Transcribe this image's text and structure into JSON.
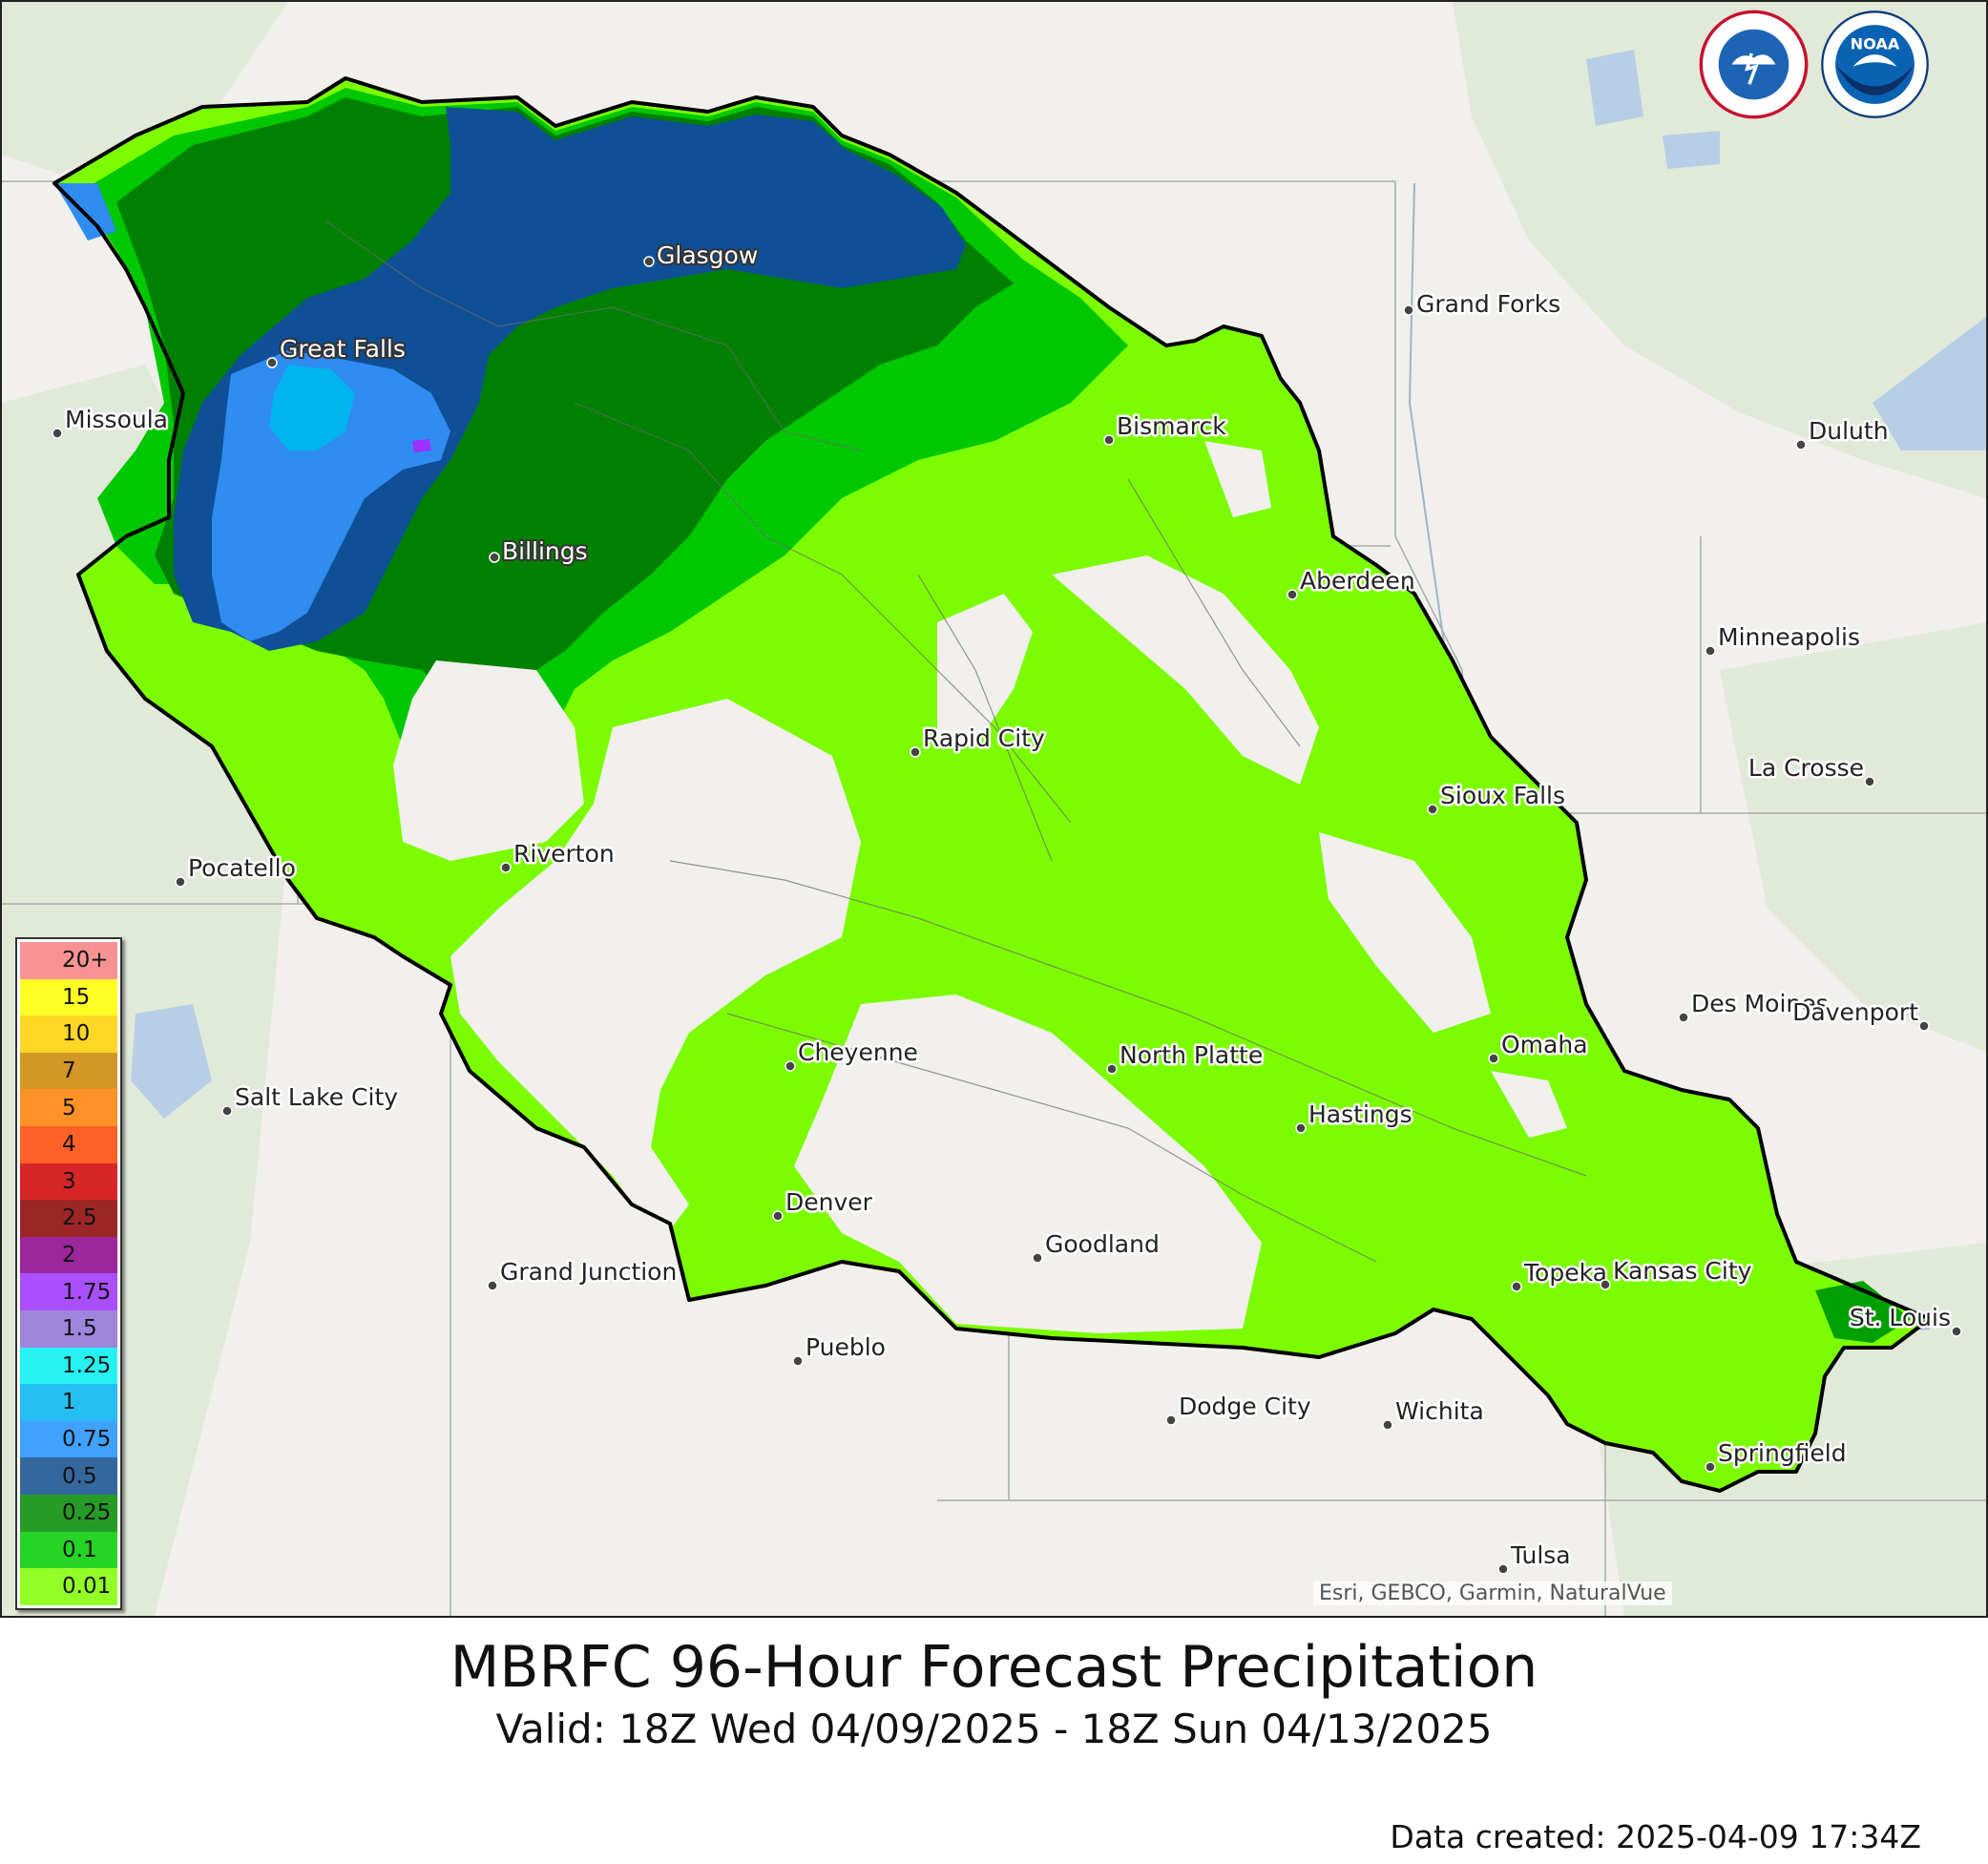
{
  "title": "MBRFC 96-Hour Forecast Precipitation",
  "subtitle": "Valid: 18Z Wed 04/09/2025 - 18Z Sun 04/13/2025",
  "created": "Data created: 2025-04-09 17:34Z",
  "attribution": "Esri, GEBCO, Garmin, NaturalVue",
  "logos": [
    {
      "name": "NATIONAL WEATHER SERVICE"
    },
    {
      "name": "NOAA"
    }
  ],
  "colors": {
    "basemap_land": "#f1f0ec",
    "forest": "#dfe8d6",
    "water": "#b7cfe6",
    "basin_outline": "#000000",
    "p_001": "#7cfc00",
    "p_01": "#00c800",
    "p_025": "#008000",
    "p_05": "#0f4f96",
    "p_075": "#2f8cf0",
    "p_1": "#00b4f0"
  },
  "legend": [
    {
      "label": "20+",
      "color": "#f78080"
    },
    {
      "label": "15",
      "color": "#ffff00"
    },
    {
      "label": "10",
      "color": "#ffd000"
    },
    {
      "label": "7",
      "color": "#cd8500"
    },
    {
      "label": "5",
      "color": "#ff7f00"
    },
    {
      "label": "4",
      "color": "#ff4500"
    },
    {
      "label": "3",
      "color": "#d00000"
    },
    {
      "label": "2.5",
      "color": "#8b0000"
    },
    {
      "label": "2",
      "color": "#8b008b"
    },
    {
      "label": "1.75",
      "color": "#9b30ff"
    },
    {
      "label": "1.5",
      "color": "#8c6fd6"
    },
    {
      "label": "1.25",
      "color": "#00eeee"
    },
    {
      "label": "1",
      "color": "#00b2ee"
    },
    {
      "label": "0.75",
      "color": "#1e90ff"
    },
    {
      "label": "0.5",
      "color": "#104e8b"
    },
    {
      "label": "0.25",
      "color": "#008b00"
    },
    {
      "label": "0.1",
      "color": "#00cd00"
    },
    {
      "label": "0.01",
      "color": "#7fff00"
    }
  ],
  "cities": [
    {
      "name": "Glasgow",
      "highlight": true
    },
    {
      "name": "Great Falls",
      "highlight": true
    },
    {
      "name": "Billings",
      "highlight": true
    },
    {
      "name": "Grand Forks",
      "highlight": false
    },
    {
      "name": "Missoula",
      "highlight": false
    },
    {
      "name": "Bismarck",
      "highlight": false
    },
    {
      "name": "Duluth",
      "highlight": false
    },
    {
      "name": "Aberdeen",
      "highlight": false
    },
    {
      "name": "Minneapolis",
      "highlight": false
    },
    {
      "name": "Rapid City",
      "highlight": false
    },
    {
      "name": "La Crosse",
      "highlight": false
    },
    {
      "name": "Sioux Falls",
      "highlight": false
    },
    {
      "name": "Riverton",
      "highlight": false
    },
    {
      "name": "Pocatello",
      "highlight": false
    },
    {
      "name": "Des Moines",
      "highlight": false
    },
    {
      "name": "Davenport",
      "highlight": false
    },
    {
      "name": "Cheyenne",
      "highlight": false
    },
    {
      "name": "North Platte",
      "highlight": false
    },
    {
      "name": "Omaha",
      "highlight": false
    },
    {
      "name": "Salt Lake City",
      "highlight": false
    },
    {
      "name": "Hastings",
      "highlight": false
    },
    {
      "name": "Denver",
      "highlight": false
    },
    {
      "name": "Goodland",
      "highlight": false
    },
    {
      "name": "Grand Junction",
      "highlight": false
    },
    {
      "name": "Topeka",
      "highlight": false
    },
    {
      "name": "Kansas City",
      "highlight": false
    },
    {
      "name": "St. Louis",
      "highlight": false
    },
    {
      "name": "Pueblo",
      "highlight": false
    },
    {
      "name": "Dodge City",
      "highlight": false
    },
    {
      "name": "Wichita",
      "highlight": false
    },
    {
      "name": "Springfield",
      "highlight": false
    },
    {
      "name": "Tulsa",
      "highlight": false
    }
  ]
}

★ ★ ★ ★ ★

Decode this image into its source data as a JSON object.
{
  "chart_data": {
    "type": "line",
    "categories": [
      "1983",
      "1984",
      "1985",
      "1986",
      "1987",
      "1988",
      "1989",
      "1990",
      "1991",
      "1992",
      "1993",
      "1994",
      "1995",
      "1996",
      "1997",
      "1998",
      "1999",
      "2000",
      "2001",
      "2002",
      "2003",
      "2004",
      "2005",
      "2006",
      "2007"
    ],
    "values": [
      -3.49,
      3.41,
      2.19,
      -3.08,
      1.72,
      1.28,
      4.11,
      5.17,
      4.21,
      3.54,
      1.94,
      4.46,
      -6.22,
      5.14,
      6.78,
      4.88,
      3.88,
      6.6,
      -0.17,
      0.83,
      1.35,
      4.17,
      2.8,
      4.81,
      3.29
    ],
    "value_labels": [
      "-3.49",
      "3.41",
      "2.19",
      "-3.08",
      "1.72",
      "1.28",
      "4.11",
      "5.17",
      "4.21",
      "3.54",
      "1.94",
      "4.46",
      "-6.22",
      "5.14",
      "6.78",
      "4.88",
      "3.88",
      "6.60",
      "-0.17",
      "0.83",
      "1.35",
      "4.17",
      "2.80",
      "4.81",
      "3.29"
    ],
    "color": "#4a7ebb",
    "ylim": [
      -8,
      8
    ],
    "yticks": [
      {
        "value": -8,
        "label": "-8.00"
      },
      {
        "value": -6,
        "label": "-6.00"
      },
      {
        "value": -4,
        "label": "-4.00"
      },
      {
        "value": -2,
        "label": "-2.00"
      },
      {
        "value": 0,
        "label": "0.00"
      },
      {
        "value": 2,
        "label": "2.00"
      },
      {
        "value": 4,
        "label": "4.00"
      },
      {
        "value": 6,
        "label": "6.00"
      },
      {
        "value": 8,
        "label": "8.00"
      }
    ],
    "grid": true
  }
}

★ ★ ★ ★ ★

--- WHAT THE EXERCISE ASKS ---
Return all lines containing "JSON".

--- EXERCISE RESULT ---
Transcribe this image's text and structure into JSON.
Decode this image into its source data as a JSON object.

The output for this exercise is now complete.